Data entries
++++
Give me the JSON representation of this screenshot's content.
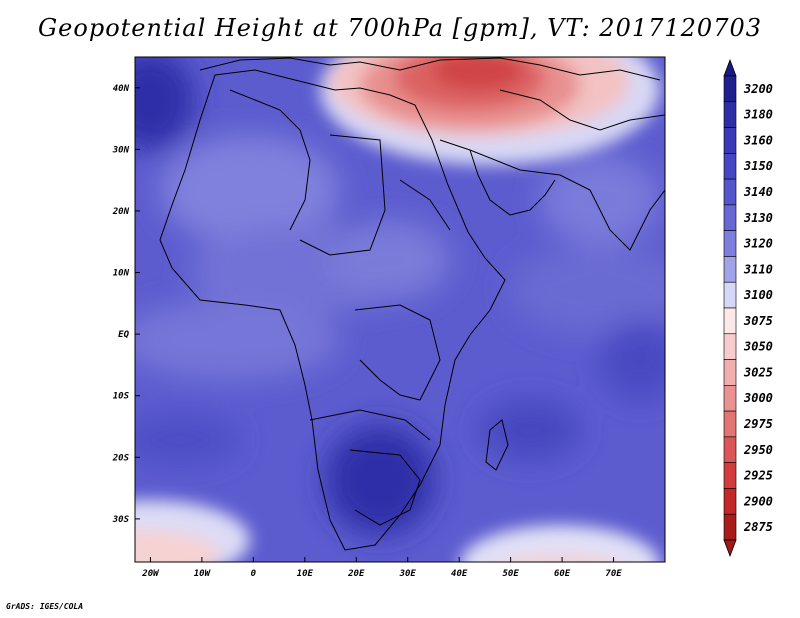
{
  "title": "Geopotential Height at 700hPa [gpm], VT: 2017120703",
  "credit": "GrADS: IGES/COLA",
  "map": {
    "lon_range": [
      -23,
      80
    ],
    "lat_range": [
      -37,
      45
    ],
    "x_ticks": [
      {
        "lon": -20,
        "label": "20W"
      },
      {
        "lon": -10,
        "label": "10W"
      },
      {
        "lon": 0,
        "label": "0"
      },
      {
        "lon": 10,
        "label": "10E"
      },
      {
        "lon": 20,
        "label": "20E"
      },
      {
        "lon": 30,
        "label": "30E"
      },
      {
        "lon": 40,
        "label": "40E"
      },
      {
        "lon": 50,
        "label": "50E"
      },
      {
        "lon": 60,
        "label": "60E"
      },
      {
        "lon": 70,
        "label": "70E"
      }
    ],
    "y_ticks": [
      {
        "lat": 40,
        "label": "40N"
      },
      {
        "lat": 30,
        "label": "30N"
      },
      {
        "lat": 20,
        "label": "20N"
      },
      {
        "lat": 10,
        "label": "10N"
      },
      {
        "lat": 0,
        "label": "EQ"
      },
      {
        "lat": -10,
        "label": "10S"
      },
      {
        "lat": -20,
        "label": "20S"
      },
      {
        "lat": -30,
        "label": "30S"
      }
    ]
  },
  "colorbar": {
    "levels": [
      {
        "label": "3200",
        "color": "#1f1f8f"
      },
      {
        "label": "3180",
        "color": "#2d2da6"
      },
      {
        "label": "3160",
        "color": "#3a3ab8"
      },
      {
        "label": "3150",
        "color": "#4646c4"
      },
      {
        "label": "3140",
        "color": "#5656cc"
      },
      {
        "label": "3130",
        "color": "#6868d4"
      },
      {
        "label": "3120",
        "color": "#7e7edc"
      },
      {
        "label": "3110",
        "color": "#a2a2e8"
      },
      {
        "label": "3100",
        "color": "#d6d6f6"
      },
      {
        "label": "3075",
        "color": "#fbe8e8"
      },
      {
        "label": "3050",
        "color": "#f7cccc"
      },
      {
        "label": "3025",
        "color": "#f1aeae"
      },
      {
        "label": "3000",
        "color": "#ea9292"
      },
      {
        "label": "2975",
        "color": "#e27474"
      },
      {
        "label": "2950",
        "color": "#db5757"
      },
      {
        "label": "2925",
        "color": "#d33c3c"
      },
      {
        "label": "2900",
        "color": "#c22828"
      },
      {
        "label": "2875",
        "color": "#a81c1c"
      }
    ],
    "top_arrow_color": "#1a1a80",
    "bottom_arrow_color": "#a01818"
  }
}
++++
▶ _AIM_:
Reproduce every line above as written, skipping pictures.

▶ _THE OUTPUT_:
Give me the JSON representation of this screenshot's content.
{
  "title": "Geopotential Height at 700hPa [gpm], VT: 2017120703",
  "credit": "GrADS: IGES/COLA",
  "map": {
    "lon_range": [
      -23,
      80
    ],
    "lat_range": [
      -37,
      45
    ],
    "x_ticks": [
      {
        "lon": -20,
        "label": "20W"
      },
      {
        "lon": -10,
        "label": "10W"
      },
      {
        "lon": 0,
        "label": "0"
      },
      {
        "lon": 10,
        "label": "10E"
      },
      {
        "lon": 20,
        "label": "20E"
      },
      {
        "lon": 30,
        "label": "30E"
      },
      {
        "lon": 40,
        "label": "40E"
      },
      {
        "lon": 50,
        "label": "50E"
      },
      {
        "lon": 60,
        "label": "60E"
      },
      {
        "lon": 70,
        "label": "70E"
      }
    ],
    "y_ticks": [
      {
        "lat": 40,
        "label": "40N"
      },
      {
        "lat": 30,
        "label": "30N"
      },
      {
        "lat": 20,
        "label": "20N"
      },
      {
        "lat": 10,
        "label": "10N"
      },
      {
        "lat": 0,
        "label": "EQ"
      },
      {
        "lat": -10,
        "label": "10S"
      },
      {
        "lat": -20,
        "label": "20S"
      },
      {
        "lat": -30,
        "label": "30S"
      }
    ]
  },
  "colorbar": {
    "levels": [
      {
        "label": "3200",
        "color": "#1f1f8f"
      },
      {
        "label": "3180",
        "color": "#2d2da6"
      },
      {
        "label": "3160",
        "color": "#3a3ab8"
      },
      {
        "label": "3150",
        "color": "#4646c4"
      },
      {
        "label": "3140",
        "color": "#5656cc"
      },
      {
        "label": "3130",
        "color": "#6868d4"
      },
      {
        "label": "3120",
        "color": "#7e7edc"
      },
      {
        "label": "3110",
        "color": "#a2a2e8"
      },
      {
        "label": "3100",
        "color": "#d6d6f6"
      },
      {
        "label": "3075",
        "color": "#fbe8e8"
      },
      {
        "label": "3050",
        "color": "#f7cccc"
      },
      {
        "label": "3025",
        "color": "#f1aeae"
      },
      {
        "label": "3000",
        "color": "#ea9292"
      },
      {
        "label": "2975",
        "color": "#e27474"
      },
      {
        "label": "2950",
        "color": "#db5757"
      },
      {
        "label": "2925",
        "color": "#d33c3c"
      },
      {
        "label": "2900",
        "color": "#c22828"
      },
      {
        "label": "2875",
        "color": "#a81c1c"
      }
    ],
    "top_arrow_color": "#1a1a80",
    "bottom_arrow_color": "#a01818"
  }
}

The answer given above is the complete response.